-- start --

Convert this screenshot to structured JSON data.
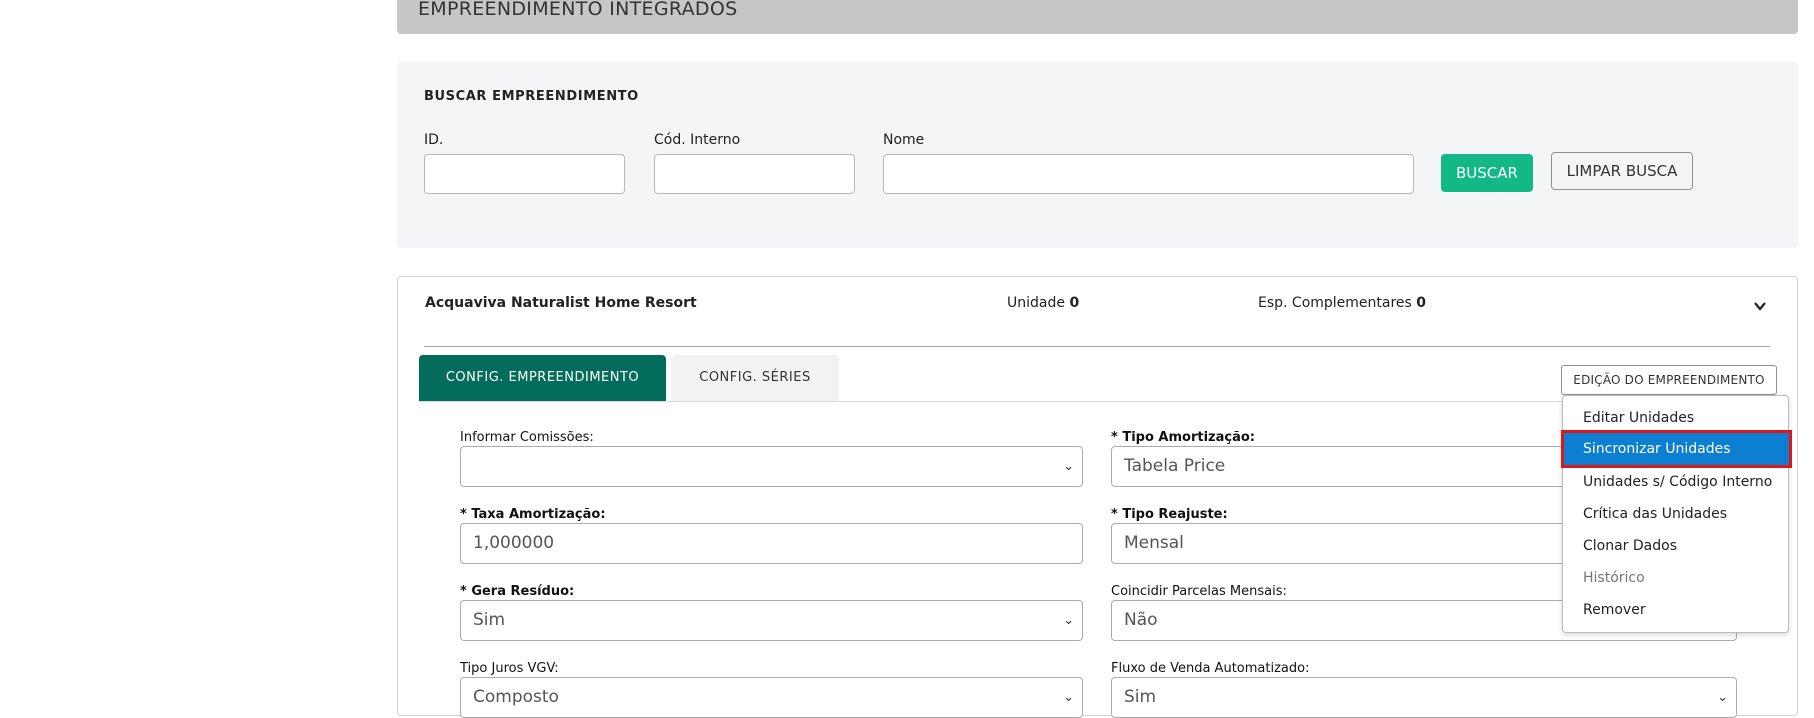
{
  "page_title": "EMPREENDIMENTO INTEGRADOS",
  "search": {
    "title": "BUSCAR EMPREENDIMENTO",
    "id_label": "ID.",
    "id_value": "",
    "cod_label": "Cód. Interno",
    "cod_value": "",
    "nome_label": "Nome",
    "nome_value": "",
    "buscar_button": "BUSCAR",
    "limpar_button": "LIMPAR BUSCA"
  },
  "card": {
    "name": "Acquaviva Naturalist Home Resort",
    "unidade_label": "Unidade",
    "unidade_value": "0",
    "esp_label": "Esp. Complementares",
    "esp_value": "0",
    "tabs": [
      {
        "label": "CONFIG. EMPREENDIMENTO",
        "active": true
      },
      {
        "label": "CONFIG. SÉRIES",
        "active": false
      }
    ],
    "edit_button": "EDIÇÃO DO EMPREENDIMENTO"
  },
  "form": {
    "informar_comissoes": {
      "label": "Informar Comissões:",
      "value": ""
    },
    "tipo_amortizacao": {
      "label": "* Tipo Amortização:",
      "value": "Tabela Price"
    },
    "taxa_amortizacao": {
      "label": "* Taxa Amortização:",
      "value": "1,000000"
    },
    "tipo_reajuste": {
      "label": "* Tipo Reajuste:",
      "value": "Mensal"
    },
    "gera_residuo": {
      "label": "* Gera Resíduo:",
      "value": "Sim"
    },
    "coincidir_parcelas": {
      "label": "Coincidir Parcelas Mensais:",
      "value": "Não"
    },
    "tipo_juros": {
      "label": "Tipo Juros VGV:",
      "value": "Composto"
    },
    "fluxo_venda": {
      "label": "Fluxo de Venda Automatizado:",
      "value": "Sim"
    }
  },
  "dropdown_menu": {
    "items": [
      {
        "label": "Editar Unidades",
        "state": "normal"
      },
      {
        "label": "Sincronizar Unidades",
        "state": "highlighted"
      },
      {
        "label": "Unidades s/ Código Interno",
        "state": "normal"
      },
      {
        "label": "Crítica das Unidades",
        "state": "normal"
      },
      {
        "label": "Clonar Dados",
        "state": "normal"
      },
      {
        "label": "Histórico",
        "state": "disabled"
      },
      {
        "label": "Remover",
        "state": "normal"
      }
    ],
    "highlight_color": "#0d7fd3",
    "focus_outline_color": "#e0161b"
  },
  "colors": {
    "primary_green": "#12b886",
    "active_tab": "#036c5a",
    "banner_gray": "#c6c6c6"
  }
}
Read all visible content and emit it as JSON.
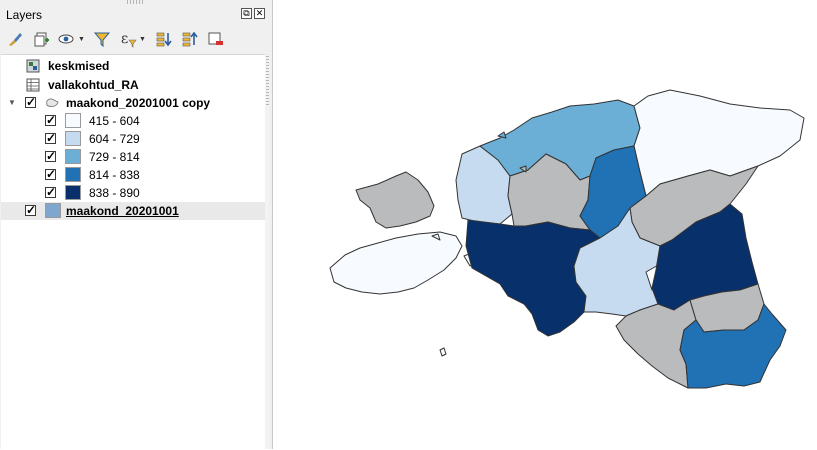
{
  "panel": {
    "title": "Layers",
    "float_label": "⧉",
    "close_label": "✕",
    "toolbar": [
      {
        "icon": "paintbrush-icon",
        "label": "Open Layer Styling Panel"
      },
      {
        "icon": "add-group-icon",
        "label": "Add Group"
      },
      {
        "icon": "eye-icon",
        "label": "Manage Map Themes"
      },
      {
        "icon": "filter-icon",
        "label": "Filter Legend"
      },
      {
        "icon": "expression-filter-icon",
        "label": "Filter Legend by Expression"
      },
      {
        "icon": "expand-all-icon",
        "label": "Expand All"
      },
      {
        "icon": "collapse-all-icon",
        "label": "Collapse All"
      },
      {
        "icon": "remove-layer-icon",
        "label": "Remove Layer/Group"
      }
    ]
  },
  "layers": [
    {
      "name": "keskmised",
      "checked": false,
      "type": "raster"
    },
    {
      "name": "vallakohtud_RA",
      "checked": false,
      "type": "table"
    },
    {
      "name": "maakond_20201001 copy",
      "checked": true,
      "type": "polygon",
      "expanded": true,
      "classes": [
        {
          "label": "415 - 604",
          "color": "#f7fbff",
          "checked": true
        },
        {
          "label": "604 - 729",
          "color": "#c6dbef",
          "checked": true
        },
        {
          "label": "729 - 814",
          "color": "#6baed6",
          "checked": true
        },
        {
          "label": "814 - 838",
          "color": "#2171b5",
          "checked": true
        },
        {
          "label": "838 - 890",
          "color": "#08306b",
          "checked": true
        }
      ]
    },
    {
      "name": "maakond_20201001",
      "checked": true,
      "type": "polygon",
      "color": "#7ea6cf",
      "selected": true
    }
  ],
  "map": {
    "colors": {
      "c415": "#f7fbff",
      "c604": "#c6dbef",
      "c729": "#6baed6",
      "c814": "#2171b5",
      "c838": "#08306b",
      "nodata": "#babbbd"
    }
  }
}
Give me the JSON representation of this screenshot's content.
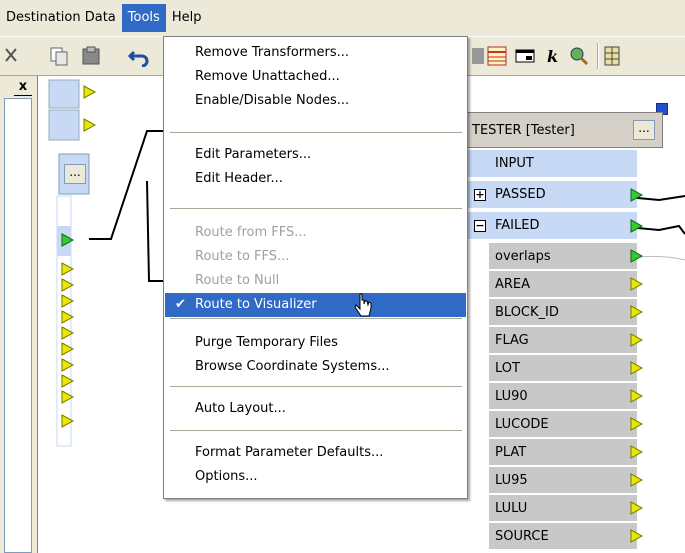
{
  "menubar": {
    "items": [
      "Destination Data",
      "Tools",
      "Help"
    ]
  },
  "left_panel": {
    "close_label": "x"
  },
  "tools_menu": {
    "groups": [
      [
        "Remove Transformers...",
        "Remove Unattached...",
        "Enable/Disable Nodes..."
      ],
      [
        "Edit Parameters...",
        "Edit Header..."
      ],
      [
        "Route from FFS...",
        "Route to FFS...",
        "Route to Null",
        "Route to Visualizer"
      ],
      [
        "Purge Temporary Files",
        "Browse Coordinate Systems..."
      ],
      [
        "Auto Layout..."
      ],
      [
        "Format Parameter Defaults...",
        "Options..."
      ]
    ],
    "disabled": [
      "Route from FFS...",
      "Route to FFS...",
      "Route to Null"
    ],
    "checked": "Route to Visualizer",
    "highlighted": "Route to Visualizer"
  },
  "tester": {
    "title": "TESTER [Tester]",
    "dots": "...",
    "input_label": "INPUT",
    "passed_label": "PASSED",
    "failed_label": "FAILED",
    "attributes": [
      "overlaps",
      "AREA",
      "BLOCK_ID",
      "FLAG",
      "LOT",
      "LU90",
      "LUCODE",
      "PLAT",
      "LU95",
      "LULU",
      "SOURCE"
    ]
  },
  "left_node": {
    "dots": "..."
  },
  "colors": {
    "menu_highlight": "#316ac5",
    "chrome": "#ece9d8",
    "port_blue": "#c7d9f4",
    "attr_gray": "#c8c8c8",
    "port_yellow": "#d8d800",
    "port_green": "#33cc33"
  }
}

-- end --
-- start --

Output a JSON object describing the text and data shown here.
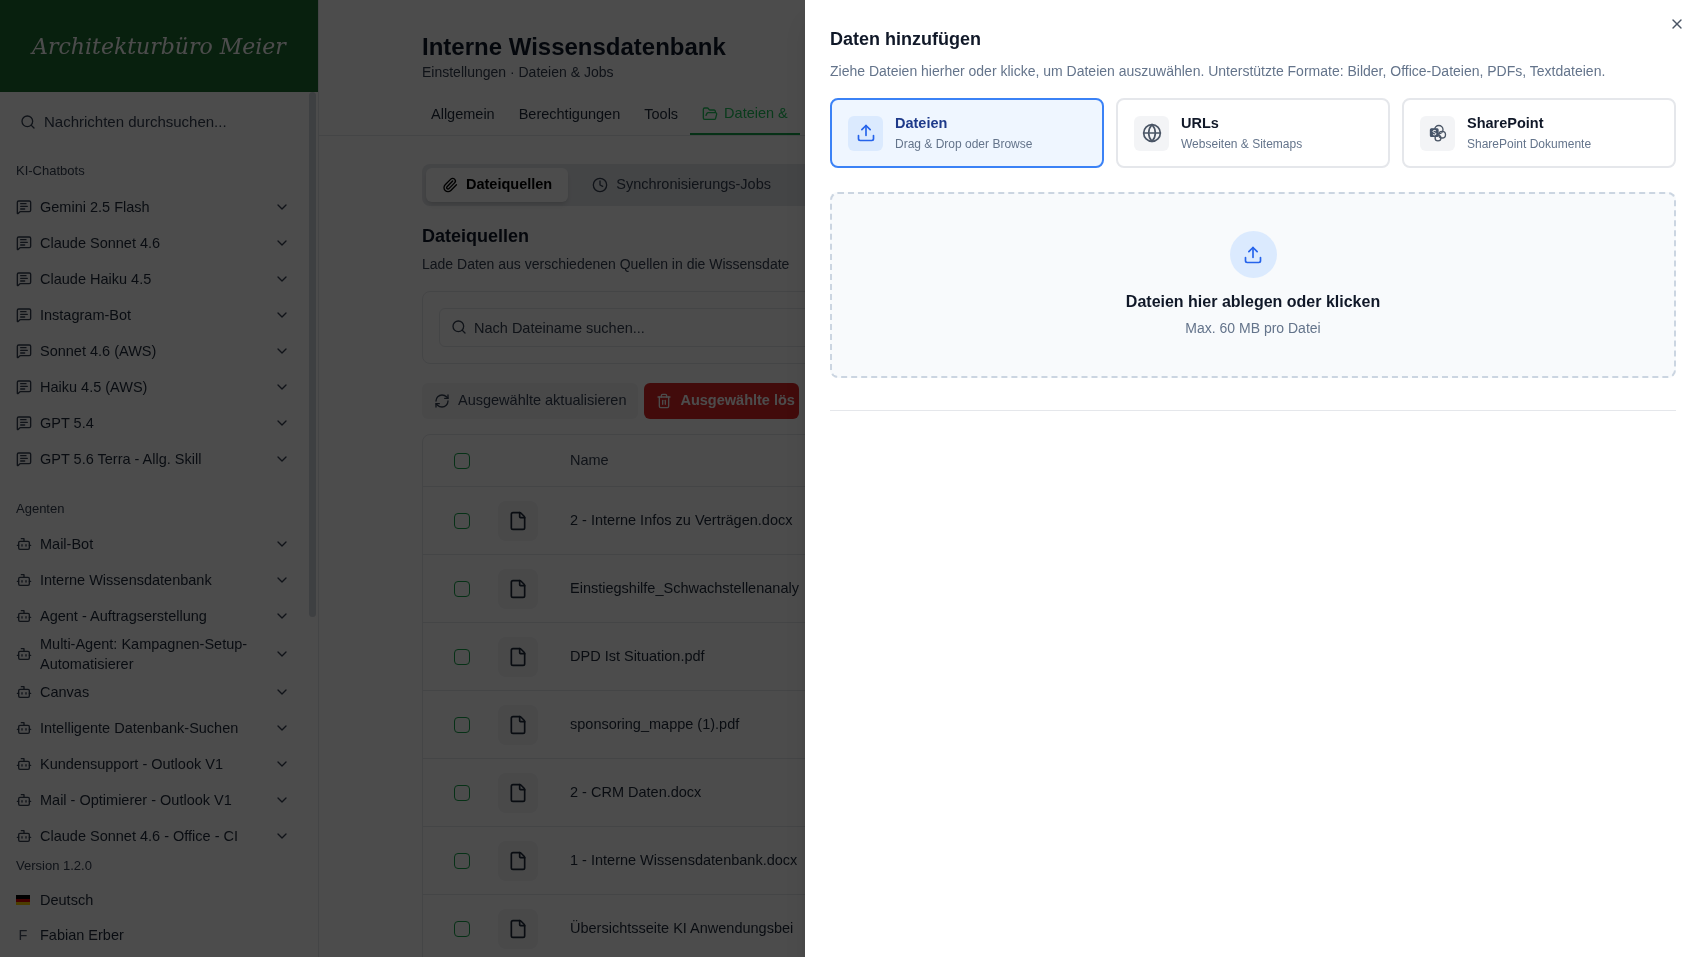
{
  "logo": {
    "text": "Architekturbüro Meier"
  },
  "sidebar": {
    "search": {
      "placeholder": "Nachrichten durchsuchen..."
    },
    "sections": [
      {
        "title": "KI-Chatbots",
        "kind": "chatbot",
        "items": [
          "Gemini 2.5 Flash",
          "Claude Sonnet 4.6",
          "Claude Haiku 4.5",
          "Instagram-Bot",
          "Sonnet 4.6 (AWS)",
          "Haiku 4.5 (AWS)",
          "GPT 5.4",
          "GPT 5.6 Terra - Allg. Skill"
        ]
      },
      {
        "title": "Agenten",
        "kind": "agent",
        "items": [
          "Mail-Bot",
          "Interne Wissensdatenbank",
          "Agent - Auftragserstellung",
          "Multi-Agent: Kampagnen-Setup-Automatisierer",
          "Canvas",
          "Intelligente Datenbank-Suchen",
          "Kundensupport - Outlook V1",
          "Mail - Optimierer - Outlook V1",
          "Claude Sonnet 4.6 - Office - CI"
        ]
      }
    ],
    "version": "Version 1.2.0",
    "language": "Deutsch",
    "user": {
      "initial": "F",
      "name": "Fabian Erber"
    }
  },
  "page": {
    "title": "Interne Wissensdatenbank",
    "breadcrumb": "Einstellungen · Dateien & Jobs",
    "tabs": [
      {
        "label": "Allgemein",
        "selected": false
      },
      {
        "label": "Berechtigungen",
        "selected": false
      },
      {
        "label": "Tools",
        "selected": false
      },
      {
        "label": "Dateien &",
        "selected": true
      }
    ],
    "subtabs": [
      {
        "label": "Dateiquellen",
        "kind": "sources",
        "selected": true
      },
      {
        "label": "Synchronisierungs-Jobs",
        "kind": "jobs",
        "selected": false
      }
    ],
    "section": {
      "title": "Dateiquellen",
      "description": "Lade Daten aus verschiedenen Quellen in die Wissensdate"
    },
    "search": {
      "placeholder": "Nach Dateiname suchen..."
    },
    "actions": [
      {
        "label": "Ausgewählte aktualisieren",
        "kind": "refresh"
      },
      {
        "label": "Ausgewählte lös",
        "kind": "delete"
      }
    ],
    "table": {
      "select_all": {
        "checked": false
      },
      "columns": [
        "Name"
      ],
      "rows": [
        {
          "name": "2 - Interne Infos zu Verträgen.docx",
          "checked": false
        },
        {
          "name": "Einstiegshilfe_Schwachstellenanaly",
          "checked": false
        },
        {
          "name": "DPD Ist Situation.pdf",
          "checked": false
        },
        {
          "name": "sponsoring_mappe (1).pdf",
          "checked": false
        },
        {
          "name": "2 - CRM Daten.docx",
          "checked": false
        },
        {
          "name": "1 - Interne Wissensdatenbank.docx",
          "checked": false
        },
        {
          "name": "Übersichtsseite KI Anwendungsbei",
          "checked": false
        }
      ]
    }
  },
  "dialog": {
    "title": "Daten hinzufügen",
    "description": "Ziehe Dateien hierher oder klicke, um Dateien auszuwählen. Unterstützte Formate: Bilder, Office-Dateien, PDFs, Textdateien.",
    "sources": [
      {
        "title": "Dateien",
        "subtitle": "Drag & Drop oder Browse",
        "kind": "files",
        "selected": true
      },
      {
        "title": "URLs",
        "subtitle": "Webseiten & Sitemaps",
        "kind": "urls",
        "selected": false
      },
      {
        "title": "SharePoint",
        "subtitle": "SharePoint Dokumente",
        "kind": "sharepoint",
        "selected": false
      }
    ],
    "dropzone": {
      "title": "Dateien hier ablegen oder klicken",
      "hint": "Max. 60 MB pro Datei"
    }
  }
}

-- end --
-- start --

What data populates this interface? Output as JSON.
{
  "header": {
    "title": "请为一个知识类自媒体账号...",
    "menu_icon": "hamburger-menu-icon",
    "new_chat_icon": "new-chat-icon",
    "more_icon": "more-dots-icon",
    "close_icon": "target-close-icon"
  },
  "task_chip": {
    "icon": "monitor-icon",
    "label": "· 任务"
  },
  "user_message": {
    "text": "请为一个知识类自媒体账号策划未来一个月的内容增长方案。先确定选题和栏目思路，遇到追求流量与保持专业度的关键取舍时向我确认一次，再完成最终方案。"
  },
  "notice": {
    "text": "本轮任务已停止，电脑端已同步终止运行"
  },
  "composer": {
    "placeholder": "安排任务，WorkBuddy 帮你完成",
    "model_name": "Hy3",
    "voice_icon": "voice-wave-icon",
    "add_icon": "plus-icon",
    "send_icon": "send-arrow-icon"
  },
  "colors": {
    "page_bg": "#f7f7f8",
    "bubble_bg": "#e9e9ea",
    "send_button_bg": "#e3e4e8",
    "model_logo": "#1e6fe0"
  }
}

-- end --

__REQUIRED TASK__: Copy out each line in the preceding records that contains "type".

__OUTPUT BELOW__:
      "type": "raster"
      "type": "table"
      "type": "polygon",
      "type": "polygon",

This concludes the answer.